::: AVAILABLE DATA

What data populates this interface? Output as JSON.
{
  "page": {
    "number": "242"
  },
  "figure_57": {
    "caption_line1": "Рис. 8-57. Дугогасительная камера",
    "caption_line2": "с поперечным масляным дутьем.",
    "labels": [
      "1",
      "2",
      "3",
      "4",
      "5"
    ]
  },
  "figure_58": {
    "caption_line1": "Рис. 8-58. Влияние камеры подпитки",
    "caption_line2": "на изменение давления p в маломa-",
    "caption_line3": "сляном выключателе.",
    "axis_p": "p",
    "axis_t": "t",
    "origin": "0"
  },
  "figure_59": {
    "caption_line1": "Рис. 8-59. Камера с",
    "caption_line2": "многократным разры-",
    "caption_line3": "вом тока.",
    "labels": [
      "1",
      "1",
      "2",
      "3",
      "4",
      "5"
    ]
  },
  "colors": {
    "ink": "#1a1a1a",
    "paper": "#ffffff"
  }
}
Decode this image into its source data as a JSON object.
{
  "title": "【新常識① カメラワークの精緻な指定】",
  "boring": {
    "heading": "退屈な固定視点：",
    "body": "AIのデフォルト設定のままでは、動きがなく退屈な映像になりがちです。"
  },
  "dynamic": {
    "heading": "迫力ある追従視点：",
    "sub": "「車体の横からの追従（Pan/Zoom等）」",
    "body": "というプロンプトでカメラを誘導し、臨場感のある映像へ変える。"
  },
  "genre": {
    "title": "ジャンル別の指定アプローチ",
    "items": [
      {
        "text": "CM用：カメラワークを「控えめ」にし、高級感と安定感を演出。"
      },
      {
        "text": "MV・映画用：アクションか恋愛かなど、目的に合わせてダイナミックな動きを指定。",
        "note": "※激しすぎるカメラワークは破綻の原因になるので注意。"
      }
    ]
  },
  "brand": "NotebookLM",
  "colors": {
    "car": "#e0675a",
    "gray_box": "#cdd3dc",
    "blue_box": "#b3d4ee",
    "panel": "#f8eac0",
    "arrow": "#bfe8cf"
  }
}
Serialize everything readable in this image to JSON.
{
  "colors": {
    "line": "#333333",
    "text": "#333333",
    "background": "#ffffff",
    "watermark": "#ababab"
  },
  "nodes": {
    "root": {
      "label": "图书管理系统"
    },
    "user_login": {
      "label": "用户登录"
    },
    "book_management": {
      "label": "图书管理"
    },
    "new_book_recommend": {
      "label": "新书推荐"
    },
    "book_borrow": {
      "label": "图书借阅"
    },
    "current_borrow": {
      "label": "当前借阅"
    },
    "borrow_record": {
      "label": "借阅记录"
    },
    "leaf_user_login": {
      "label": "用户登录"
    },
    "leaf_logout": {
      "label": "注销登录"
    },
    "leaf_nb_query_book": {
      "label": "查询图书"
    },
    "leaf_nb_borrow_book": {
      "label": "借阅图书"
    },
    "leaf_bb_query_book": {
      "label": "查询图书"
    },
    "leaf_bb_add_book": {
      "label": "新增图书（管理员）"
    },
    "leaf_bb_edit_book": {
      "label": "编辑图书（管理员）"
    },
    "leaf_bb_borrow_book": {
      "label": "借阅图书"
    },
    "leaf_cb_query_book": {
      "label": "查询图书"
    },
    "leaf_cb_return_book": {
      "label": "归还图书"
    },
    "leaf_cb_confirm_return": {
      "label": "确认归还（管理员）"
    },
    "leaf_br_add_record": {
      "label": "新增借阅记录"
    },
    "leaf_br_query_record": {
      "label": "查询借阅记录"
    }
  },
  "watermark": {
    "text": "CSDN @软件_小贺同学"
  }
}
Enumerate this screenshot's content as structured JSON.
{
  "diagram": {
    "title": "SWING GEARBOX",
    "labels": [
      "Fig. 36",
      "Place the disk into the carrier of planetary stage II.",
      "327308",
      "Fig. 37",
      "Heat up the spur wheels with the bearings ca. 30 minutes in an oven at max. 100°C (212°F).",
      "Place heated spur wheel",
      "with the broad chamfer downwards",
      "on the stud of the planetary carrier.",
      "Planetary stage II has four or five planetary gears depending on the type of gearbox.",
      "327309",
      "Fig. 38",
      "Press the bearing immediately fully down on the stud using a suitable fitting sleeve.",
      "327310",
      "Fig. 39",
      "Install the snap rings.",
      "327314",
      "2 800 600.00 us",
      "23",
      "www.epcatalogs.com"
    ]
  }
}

::::::

Count how many lines in the data above hold the string "body", and give the number with no other words.

> [WRITTEN REPLY]
2